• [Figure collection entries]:
*** Block opens ***

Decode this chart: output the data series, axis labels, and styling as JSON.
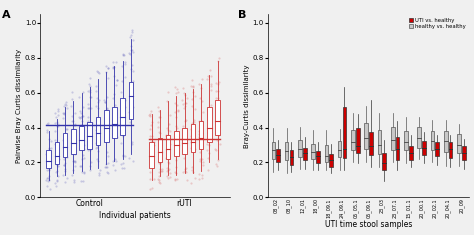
{
  "panel_A": {
    "ylabel": "Pairwise Bray Curtis dissimilarity",
    "xlabel": "Individual patients",
    "ylim": [
      0.0,
      1.05
    ],
    "yticks": [
      0.0,
      0.2,
      0.4,
      0.6,
      0.8,
      1.0
    ],
    "control_color": "#3333aa",
    "ruti_color": "#cc3333",
    "control_line": 0.415,
    "ruti_line": 0.335,
    "n_control": 11,
    "n_ruti": 9,
    "control_boxes": [
      {
        "med": 0.21,
        "q1": 0.17,
        "q3": 0.27,
        "whislo": 0.1,
        "whishi": 0.38
      },
      {
        "med": 0.24,
        "q1": 0.19,
        "q3": 0.32,
        "whislo": 0.12,
        "whishi": 0.45
      },
      {
        "med": 0.29,
        "q1": 0.23,
        "q3": 0.37,
        "whislo": 0.13,
        "whishi": 0.52
      },
      {
        "med": 0.31,
        "q1": 0.25,
        "q3": 0.39,
        "whislo": 0.14,
        "whishi": 0.55
      },
      {
        "med": 0.33,
        "q1": 0.27,
        "q3": 0.41,
        "whislo": 0.15,
        "whishi": 0.6
      },
      {
        "med": 0.35,
        "q1": 0.28,
        "q3": 0.43,
        "whislo": 0.16,
        "whishi": 0.63
      },
      {
        "med": 0.37,
        "q1": 0.3,
        "q3": 0.46,
        "whislo": 0.17,
        "whishi": 0.68
      },
      {
        "med": 0.4,
        "q1": 0.32,
        "q3": 0.5,
        "whislo": 0.19,
        "whishi": 0.72
      },
      {
        "med": 0.42,
        "q1": 0.34,
        "q3": 0.52,
        "whislo": 0.21,
        "whishi": 0.75
      },
      {
        "med": 0.46,
        "q1": 0.36,
        "q3": 0.57,
        "whislo": 0.22,
        "whishi": 0.78
      },
      {
        "med": 0.58,
        "q1": 0.45,
        "q3": 0.66,
        "whislo": 0.25,
        "whishi": 0.91
      }
    ],
    "ruti_boxes": [
      {
        "med": 0.24,
        "q1": 0.17,
        "q3": 0.32,
        "whislo": 0.1,
        "whishi": 0.48
      },
      {
        "med": 0.26,
        "q1": 0.2,
        "q3": 0.34,
        "whislo": 0.12,
        "whishi": 0.5
      },
      {
        "med": 0.28,
        "q1": 0.22,
        "q3": 0.36,
        "whislo": 0.13,
        "whishi": 0.55
      },
      {
        "med": 0.3,
        "q1": 0.24,
        "q3": 0.38,
        "whislo": 0.13,
        "whishi": 0.58
      },
      {
        "med": 0.31,
        "q1": 0.25,
        "q3": 0.4,
        "whislo": 0.14,
        "whishi": 0.6
      },
      {
        "med": 0.32,
        "q1": 0.26,
        "q3": 0.42,
        "whislo": 0.14,
        "whishi": 0.62
      },
      {
        "med": 0.34,
        "q1": 0.28,
        "q3": 0.44,
        "whislo": 0.15,
        "whishi": 0.65
      },
      {
        "med": 0.4,
        "q1": 0.32,
        "q3": 0.52,
        "whislo": 0.2,
        "whishi": 0.7
      },
      {
        "med": 0.44,
        "q1": 0.36,
        "q3": 0.56,
        "whislo": 0.22,
        "whishi": 0.78
      }
    ]
  },
  "panel_B": {
    "ylabel": "Bray-Curtis dissimilarity",
    "xlabel": "UTI time stool samples",
    "ylim": [
      0.0,
      1.05
    ],
    "yticks": [
      0.0,
      0.2,
      0.4,
      0.6,
      0.8,
      1.0
    ],
    "uti_color": "#cc0000",
    "healthy_color": "#c8c8c8",
    "uti_edge": "#333333",
    "healthy_edge": "#555555",
    "legend_uti": "UTI vs. healthy",
    "legend_healthy": "healthy vs. healthy",
    "time_points": [
      "08_02",
      "08_10",
      "12_01",
      "18_00",
      "18_09.1",
      "24_09.1",
      "05_05.1",
      "05_09.1",
      "23_03",
      "23_07.1",
      "15_01.1",
      "20_00.1",
      "20_02.1",
      "20_04.1",
      "20_09"
    ],
    "uti_boxes": [
      {
        "med": 0.245,
        "q1": 0.205,
        "q3": 0.275,
        "whislo": 0.155,
        "whishi": 0.33
      },
      {
        "med": 0.23,
        "q1": 0.185,
        "q3": 0.27,
        "whislo": 0.145,
        "whishi": 0.32
      },
      {
        "med": 0.255,
        "q1": 0.215,
        "q3": 0.285,
        "whislo": 0.165,
        "whishi": 0.345
      },
      {
        "med": 0.235,
        "q1": 0.195,
        "q3": 0.265,
        "whislo": 0.155,
        "whishi": 0.32
      },
      {
        "med": 0.215,
        "q1": 0.175,
        "q3": 0.25,
        "whislo": 0.14,
        "whishi": 0.305
      },
      {
        "med": 0.275,
        "q1": 0.225,
        "q3": 0.52,
        "whislo": 0.155,
        "whishi": 0.63
      },
      {
        "med": 0.295,
        "q1": 0.255,
        "q3": 0.395,
        "whislo": 0.195,
        "whishi": 0.48
      },
      {
        "med": 0.295,
        "q1": 0.245,
        "q3": 0.375,
        "whislo": 0.175,
        "whishi": 0.56
      },
      {
        "med": 0.195,
        "q1": 0.155,
        "q3": 0.255,
        "whislo": 0.095,
        "whishi": 0.33
      },
      {
        "med": 0.275,
        "q1": 0.215,
        "q3": 0.345,
        "whislo": 0.155,
        "whishi": 0.435
      },
      {
        "med": 0.255,
        "q1": 0.215,
        "q3": 0.295,
        "whislo": 0.175,
        "whishi": 0.355
      },
      {
        "med": 0.285,
        "q1": 0.245,
        "q3": 0.325,
        "whislo": 0.195,
        "whishi": 0.375
      },
      {
        "med": 0.275,
        "q1": 0.235,
        "q3": 0.315,
        "whislo": 0.185,
        "whishi": 0.355
      },
      {
        "med": 0.275,
        "q1": 0.225,
        "q3": 0.315,
        "whislo": 0.175,
        "whishi": 0.355
      },
      {
        "med": 0.255,
        "q1": 0.215,
        "q3": 0.295,
        "whislo": 0.165,
        "whishi": 0.335
      }
    ],
    "healthy_boxes": [
      {
        "med": 0.27,
        "q1": 0.22,
        "q3": 0.32,
        "whislo": 0.145,
        "whishi": 0.4
      },
      {
        "med": 0.265,
        "q1": 0.215,
        "q3": 0.315,
        "whislo": 0.14,
        "whishi": 0.395
      },
      {
        "med": 0.28,
        "q1": 0.23,
        "q3": 0.33,
        "whislo": 0.16,
        "whishi": 0.405
      },
      {
        "med": 0.26,
        "q1": 0.22,
        "q3": 0.305,
        "whislo": 0.158,
        "whishi": 0.385
      },
      {
        "med": 0.24,
        "q1": 0.2,
        "q3": 0.3,
        "whislo": 0.155,
        "whishi": 0.385
      },
      {
        "med": 0.27,
        "q1": 0.23,
        "q3": 0.322,
        "whislo": 0.158,
        "whishi": 0.392
      },
      {
        "med": 0.32,
        "q1": 0.27,
        "q3": 0.385,
        "whislo": 0.2,
        "whishi": 0.485
      },
      {
        "med": 0.34,
        "q1": 0.28,
        "q3": 0.425,
        "whislo": 0.2,
        "whishi": 0.525
      },
      {
        "med": 0.3,
        "q1": 0.25,
        "q3": 0.385,
        "whislo": 0.175,
        "whishi": 0.485
      },
      {
        "med": 0.33,
        "q1": 0.27,
        "q3": 0.405,
        "whislo": 0.2,
        "whishi": 0.482
      },
      {
        "med": 0.32,
        "q1": 0.27,
        "q3": 0.382,
        "whislo": 0.198,
        "whishi": 0.462
      },
      {
        "med": 0.34,
        "q1": 0.282,
        "q3": 0.402,
        "whislo": 0.218,
        "whishi": 0.462
      },
      {
        "med": 0.322,
        "q1": 0.27,
        "q3": 0.382,
        "whislo": 0.2,
        "whishi": 0.442
      },
      {
        "med": 0.322,
        "q1": 0.26,
        "q3": 0.382,
        "whislo": 0.182,
        "whishi": 0.442
      },
      {
        "med": 0.302,
        "q1": 0.252,
        "q3": 0.362,
        "whislo": 0.18,
        "whishi": 0.422
      }
    ]
  },
  "bg_color": "#f0f0f0",
  "panel_label_fontsize": 8,
  "axis_fontsize": 5.5,
  "tick_fontsize": 5.0
}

*** Block closes ***

• [DIRECTIONS FOR THIS TASK]: In the data above, how many lines hold the string "xlabel"? Give the number by itself.

• [ANSWER TO THIS EXERCISE]: 2